• _Description of the task_
Give only the number of lines that hold the word "from".

+ + + + +

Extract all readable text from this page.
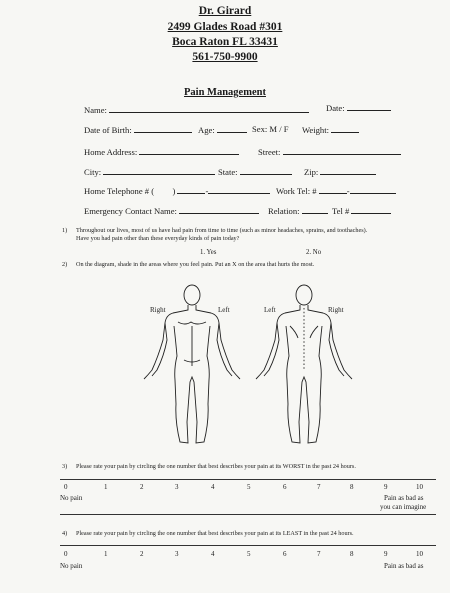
Dr. Girard
2499 Glades Road #301
Boca Raton FL 33431
561-750-9900
Pain Management
Name:	Date:
Date of Birth:	Age:	Sex: M / F Weight:
Home Address:	Street:
City:	State:	Zip:
Home Telephone # ( )	-	Work Tel: #	-
Emergency Contact Name:	Relation:	Tel #
1) Throughout our lives, most of us have had pain from time to time (such as minor headaches, sprains, and toothaches).
Have you had pain other than these everyday kinds of pain today?
1. Yes	2. No
2) On the diagram, shade in the areas where you feel pain. Put an X on the area that hurts the most.
Right	Left	Left	Right
3) Please rate your pain by circling the one number that best describes your pain at its WORST in the past 24 hours.
0	1	2	3	4	5	6	7	8	9	10
No pain	Pain as bad as
you can imagine
4) Please rate your pain by circling the one number that best describes your pain at its LEAST in the past 24 hours.
0	1	2	3	4	5	6	7	8	9	10
No pain	Pain as bad as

+ + + + +

• _Output below_
2